» Directive 1:
Starting at the first line of the records and ending at the line that contains "card-description: Un molde", output those lines as a numbered list, omitting any blank lines.

* * *

TV News Consumption by Vote (percent)
Source: Itanes 2008.
As shown in Table 1, 50.9 percent of those who watch Canale5 (the major Mediaset channel) vote for Berlusconi’s party (Popolo della libertà, PDL), while only 10.1 percent vote for the major competing party (Partito democratico, PD). On the opposite side, 44.4 percent of those who watch Rai3 (the traditional leftist Rai channel) vote for Partito democratico (Pd), while only 9.1 percent vote for Popolo della libertà (PDL). These data confirm results from previous studies (Itanes 2001, 2006) and suggest high level of political parallelism in the Italian public sphere. This does not facilitate the existence of a common field of interests and values; instead, it pushes toward the polarization of political options and affiliations that have made Berlusconi’s victories possible. In this context, the news media don’t play that function of social integration that could foster necessary negotiations and agreements. They don’t foster the kind of common knowledge and opinions that could make possible a more integrated, more dynamic society open to change.

* * *

» Directive 2:
In the excerpt on TV news consumption by vote, what percentage of Rai3 viewers vote for Partito democratico?

Layout region records:
* * *

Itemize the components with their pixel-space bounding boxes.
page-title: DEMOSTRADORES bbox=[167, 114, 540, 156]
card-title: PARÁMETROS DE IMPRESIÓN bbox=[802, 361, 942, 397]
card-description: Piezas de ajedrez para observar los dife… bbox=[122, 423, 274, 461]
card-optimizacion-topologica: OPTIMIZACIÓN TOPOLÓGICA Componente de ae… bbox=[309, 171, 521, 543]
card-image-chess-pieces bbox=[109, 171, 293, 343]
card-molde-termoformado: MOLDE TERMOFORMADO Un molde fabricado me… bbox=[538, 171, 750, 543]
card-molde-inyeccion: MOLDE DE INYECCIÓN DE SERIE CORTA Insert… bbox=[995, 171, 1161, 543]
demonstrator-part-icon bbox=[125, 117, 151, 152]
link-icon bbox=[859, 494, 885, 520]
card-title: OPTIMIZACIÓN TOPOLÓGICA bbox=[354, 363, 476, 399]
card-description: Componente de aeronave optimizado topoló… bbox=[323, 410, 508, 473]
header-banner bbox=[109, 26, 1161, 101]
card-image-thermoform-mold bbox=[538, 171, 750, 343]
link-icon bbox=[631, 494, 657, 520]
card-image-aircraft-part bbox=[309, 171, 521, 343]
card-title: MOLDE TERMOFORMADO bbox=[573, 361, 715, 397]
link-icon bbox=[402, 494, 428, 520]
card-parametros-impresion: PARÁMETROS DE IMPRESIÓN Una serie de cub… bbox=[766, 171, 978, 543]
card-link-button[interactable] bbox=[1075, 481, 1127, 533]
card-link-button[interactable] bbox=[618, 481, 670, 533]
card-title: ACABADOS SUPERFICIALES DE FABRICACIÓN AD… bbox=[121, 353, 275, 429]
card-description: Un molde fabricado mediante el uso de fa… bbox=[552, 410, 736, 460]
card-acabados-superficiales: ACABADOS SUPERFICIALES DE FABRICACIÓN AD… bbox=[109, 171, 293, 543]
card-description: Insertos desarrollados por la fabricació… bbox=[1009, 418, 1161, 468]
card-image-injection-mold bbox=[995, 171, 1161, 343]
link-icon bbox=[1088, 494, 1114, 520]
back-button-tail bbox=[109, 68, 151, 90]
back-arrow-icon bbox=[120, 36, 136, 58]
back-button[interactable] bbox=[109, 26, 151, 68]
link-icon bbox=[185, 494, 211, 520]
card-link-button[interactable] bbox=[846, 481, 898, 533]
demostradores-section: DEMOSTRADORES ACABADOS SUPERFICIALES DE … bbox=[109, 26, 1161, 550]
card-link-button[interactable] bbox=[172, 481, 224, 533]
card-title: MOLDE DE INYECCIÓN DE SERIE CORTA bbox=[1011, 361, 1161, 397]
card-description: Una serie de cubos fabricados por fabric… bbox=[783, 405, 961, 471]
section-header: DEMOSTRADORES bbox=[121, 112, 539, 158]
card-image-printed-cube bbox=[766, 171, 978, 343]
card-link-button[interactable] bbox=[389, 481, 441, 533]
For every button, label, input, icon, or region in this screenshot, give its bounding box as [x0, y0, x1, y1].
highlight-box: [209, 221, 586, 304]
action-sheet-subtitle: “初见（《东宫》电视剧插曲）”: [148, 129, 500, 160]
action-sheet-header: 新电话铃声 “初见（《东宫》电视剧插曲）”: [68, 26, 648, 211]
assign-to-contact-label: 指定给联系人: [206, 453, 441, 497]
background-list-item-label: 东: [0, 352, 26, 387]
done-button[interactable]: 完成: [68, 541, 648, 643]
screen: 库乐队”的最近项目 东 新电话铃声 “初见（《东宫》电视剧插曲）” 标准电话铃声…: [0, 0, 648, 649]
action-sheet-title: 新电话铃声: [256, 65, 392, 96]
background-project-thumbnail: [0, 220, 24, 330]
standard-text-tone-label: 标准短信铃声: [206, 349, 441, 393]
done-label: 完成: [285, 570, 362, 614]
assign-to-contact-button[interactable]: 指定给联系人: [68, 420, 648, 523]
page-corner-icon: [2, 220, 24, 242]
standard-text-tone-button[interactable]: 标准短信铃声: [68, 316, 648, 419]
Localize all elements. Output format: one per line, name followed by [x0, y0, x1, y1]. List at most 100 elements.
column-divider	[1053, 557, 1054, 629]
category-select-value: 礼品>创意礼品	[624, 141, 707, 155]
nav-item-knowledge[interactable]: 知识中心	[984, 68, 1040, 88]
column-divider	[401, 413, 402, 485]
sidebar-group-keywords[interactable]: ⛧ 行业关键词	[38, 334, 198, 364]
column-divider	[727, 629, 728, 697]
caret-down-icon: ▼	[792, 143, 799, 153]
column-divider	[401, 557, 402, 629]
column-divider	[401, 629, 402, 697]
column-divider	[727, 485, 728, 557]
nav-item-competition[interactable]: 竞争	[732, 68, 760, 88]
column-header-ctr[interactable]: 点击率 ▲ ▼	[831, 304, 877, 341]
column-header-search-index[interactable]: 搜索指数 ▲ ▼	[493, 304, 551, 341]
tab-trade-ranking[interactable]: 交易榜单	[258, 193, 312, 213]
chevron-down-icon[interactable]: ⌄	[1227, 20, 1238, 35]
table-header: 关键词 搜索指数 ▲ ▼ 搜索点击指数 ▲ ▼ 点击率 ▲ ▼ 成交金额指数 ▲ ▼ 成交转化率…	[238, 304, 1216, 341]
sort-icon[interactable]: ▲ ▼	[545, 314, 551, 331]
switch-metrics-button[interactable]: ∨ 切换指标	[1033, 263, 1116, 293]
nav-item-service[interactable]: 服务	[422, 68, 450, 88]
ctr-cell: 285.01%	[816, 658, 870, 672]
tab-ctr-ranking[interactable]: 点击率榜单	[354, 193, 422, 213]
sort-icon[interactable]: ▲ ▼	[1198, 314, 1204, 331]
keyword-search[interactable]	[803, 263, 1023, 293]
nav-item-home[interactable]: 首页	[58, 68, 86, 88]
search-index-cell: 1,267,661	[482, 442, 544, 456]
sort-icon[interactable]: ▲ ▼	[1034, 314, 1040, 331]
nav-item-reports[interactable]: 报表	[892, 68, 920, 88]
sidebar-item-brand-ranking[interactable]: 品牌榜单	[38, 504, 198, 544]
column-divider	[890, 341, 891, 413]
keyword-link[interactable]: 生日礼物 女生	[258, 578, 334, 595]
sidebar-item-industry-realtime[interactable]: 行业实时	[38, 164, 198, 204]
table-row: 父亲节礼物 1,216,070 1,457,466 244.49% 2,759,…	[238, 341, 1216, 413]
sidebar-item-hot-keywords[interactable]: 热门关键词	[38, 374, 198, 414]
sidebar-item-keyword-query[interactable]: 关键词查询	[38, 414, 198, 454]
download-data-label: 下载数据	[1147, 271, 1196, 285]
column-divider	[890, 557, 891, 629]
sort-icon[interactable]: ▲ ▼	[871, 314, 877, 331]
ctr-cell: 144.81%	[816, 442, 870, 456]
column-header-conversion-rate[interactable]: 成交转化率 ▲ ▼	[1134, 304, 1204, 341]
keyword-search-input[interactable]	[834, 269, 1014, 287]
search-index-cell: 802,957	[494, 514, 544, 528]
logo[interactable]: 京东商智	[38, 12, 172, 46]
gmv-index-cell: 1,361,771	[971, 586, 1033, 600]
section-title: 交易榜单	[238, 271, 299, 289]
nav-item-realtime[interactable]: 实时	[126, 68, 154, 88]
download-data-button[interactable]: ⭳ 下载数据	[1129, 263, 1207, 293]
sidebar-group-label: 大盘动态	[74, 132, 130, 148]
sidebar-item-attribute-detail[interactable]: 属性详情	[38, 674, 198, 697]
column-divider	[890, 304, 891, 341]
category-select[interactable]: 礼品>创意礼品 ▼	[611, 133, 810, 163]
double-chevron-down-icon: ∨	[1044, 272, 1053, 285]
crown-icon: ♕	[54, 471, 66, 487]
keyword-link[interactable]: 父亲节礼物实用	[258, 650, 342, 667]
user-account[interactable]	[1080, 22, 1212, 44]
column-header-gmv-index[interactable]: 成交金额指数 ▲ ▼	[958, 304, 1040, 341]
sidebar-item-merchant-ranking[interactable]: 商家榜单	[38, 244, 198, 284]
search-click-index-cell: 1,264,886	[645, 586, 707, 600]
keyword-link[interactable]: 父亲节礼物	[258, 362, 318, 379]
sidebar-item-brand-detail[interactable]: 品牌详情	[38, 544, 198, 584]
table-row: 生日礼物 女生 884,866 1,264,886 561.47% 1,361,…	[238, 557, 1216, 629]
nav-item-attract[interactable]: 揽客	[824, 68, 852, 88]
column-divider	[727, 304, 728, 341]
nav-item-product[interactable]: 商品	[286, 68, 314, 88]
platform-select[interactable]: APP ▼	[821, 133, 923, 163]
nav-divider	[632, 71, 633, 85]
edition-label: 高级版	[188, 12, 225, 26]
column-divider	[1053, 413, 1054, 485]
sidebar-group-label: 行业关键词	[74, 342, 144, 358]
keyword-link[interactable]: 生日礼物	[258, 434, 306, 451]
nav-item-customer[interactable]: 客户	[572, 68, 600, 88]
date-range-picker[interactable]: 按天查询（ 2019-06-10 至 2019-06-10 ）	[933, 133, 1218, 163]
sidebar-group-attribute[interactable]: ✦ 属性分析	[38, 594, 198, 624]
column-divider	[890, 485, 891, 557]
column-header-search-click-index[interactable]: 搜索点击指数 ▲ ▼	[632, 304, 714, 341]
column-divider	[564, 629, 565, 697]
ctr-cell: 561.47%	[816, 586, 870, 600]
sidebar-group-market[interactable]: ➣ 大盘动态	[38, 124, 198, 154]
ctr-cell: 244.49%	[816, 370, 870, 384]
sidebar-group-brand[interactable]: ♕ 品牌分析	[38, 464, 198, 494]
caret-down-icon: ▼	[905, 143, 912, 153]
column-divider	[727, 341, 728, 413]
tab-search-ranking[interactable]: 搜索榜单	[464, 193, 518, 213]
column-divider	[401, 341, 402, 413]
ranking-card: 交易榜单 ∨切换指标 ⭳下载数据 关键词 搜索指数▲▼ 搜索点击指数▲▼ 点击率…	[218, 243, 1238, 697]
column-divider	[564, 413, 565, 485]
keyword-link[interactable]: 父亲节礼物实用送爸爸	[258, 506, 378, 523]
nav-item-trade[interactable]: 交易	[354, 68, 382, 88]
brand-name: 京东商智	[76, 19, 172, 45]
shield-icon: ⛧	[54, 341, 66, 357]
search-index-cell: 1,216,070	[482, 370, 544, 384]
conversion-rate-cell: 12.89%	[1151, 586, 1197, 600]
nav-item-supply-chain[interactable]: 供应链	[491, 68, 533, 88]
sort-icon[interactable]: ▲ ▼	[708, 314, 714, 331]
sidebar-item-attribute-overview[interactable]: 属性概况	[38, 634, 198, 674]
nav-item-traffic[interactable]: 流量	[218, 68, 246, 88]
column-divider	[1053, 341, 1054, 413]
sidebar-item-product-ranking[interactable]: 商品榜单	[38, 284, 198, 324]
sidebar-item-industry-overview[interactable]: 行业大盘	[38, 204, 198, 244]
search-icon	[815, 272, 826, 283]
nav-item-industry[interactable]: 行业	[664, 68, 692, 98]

* * *

» Task response 1:
1. Itemize the components with their pixel-space bounding boxes.
2. page-title: DEMOSTRADORES bbox=[167, 114, 540, 156]
3. card-title: PARÁMETROS DE IMPRESIÓN bbox=[802, 361, 942, 397]
4. card-description: Piezas de ajedrez para observar los dife… bbox=[122, 423, 274, 461]
5. card-optimizacion-topologica: OPTIMIZACIÓN TOPOLÓGICA Componente de ae… bbox=[309, 171, 521, 543]
6. card-image-chess-pieces bbox=[109, 171, 293, 343]
7. card-molde-termoformado: MOLDE TERMOFORMADO Un molde fabricado me… bbox=[538, 171, 750, 543]
8. card-molde-inyeccion: MOLDE DE INYECCIÓN DE SERIE CORTA Insert… bbox=[995, 171, 1161, 543]
9. demonstrator-part-icon bbox=[125, 117, 151, 152]
10. link-icon bbox=[859, 494, 885, 520]
11. card-title: OPTIMIZACIÓN TOPOLÓGICA bbox=[354, 363, 476, 399]
12. card-description: Componente de aeronave optimizado topoló… bbox=[323, 410, 508, 473]
13. header-banner bbox=[109, 26, 1161, 101]
14. card-image-thermoform-mold bbox=[538, 171, 750, 343]
15. link-icon bbox=[631, 494, 657, 520]
16. card-image-aircraft-part bbox=[309, 171, 521, 343]
17. card-title: MOLDE TERMOFORMADO bbox=[573, 361, 715, 397]
18. link-icon bbox=[402, 494, 428, 520]
19. card-parametros-impresion: PARÁMETROS DE IMPRESIÓN Una serie de cub… bbox=[766, 171, 978, 543]
20. card-link-button[interactable] bbox=[1075, 481, 1127, 533]
21. card-link-button[interactable] bbox=[618, 481, 670, 533]
22. card-title: ACABADOS SUPERFICIALES DE FABRICACIÓN AD… bbox=[121, 353, 275, 429]
23. card-description: Un molde fabricado mediante el uso de fa… bbox=[552, 410, 736, 460]

» Task response 2:
44.4 percent